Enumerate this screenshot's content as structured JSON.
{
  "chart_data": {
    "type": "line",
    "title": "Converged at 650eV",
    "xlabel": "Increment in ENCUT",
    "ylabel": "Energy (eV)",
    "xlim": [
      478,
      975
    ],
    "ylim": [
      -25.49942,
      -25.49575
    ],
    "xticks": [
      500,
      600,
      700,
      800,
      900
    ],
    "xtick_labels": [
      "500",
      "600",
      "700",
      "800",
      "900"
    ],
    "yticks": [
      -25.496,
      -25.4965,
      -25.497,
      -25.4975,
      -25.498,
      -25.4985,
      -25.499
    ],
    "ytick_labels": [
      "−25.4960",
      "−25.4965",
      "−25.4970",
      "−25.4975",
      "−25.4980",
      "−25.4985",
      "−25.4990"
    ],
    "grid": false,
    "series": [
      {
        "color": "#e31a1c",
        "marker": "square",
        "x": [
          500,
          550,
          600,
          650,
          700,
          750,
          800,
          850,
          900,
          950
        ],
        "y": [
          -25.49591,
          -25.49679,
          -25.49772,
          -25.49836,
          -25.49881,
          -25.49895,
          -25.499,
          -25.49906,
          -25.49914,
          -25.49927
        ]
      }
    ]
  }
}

Task objective: Extract the listing in its entirety, matching it exactly.

Exercise response:
Enumerate this screenshot's content as structured JSON.
{
  "chart_data": {
    "type": "line",
    "title": "Converged at 650eV",
    "xlabel": "Increment in ENCUT",
    "ylabel": "Energy (eV)",
    "xlim": [
      478,
      975
    ],
    "ylim": [
      -25.49942,
      -25.49575
    ],
    "xticks": [
      500,
      600,
      700,
      800,
      900
    ],
    "xtick_labels": [
      "500",
      "600",
      "700",
      "800",
      "900"
    ],
    "yticks": [
      -25.496,
      -25.4965,
      -25.497,
      -25.4975,
      -25.498,
      -25.4985,
      -25.499
    ],
    "ytick_labels": [
      "−25.4960",
      "−25.4965",
      "−25.4970",
      "−25.4975",
      "−25.4980",
      "−25.4985",
      "−25.4990"
    ],
    "grid": false,
    "series": [
      {
        "color": "#e31a1c",
        "marker": "square",
        "x": [
          500,
          550,
          600,
          650,
          700,
          750,
          800,
          850,
          900,
          950
        ],
        "y": [
          -25.49591,
          -25.49679,
          -25.49772,
          -25.49836,
          -25.49881,
          -25.49895,
          -25.499,
          -25.49906,
          -25.49914,
          -25.49927
        ]
      }
    ]
  }
}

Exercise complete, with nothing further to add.